Records from a data collection:
---+---
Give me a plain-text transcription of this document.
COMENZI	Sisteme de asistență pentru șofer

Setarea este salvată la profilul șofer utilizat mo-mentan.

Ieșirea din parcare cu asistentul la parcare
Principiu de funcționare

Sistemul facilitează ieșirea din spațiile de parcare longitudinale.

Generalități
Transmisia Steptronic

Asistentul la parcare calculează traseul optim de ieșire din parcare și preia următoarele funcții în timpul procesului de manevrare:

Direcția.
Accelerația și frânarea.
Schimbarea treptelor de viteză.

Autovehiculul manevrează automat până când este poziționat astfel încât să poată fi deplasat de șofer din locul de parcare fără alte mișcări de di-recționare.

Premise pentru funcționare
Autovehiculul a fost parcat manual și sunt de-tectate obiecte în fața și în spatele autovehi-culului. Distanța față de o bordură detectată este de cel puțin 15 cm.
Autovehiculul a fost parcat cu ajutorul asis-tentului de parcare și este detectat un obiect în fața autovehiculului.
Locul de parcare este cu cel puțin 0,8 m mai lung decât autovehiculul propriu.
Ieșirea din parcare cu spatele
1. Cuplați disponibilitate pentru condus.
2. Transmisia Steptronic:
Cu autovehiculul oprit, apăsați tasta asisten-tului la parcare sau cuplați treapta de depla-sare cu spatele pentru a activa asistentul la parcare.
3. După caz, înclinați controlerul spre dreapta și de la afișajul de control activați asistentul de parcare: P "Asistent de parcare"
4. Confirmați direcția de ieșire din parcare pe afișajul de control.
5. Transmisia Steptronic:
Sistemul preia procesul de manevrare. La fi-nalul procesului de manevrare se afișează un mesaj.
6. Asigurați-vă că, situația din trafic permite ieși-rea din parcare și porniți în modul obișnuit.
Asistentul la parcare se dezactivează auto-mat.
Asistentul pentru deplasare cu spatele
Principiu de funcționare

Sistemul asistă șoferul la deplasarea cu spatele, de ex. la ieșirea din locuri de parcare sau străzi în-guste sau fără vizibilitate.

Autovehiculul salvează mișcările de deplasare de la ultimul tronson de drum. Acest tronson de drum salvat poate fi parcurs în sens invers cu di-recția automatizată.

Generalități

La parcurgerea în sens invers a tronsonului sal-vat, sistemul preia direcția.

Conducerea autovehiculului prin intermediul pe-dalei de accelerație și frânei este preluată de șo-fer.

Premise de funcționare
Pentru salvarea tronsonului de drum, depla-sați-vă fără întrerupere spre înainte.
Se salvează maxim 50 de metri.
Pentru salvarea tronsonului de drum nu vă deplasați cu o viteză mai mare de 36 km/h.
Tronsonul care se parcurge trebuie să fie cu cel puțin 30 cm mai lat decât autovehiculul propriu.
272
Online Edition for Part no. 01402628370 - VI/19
---+---
# Task brief
Write out all records exactly, keeping every detail.

# Written answer
Give me a plain-text transcription of this document.
COMENZI	Sisteme de asistență pentru șofer

Setarea este salvată la profilul șofer utilizat mo-mentan.

Ieșirea din parcare cu asistentul la parcare
Principiu de funcționare

Sistemul facilitează ieșirea din spațiile de parcare longitudinale.

Generalități
Transmisia Steptronic

Asistentul la parcare calculează traseul optim de ieșire din parcare și preia următoarele funcții în timpul procesului de manevrare:

Direcția.
Accelerația și frânarea.
Schimbarea treptelor de viteză.

Autovehiculul manevrează automat până când este poziționat astfel încât să poată fi deplasat de șofer din locul de parcare fără alte mișcări de di-recționare.

Premise pentru funcționare
Autovehiculul a fost parcat manual și sunt de-tectate obiecte în fața și în spatele autovehi-culului. Distanța față de o bordură detectată este de cel puțin 15 cm.
Autovehiculul a fost parcat cu ajutorul asis-tentului de parcare și este detectat un obiect în fața autovehiculului.
Locul de parcare este cu cel puțin 0,8 m mai lung decât autovehiculul propriu.
Ieșirea din parcare cu spatele
1. Cuplați disponibilitate pentru condus.
2. Transmisia Steptronic:
Cu autovehiculul oprit, apăsați tasta asisten-tului la parcare sau cuplați treapta de depla-sare cu spatele pentru a activa asistentul la parcare.
3. După caz, înclinați controlerul spre dreapta și de la afișajul de control activați asistentul de parcare: P "Asistent de parcare"
4. Confirmați direcția de ieșire din parcare pe afișajul de control.
5. Transmisia Steptronic:
Sistemul preia procesul de manevrare. La fi-nalul procesului de manevrare se afișează un mesaj.
6. Asigurați-vă că, situația din trafic permite ieși-rea din parcare și porniți în modul obișnuit.
Asistentul la parcare se dezactivează auto-mat.
Asistentul pentru deplasare cu spatele
Principiu de funcționare

Sistemul asistă șoferul la deplasarea cu spatele, de ex. la ieșirea din locuri de parcare sau străzi în-guste sau fără vizibilitate.

Autovehiculul salvează mișcările de deplasare de la ultimul tronson de drum. Acest tronson de drum salvat poate fi parcurs în sens invers cu di-recția automatizată.

Generalități

La parcurgerea în sens invers a tronsonului sal-vat, sistemul preia direcția.

Conducerea autovehiculului prin intermediul pe-dalei de accelerație și frânei este preluată de șo-fer.

Premise de funcționare
Pentru salvarea tronsonului de drum, depla-sați-vă fără întrerupere spre înainte.
Se salvează maxim 50 de metri.
Pentru salvarea tronsonului de drum nu vă deplasați cu o viteză mai mare de 36 km/h.
Tronsonul care se parcurge trebuie să fie cu cel puțin 30 cm mai lat decât autovehiculul propriu.
272
Online Edition for Part no. 01402628370 - VI/19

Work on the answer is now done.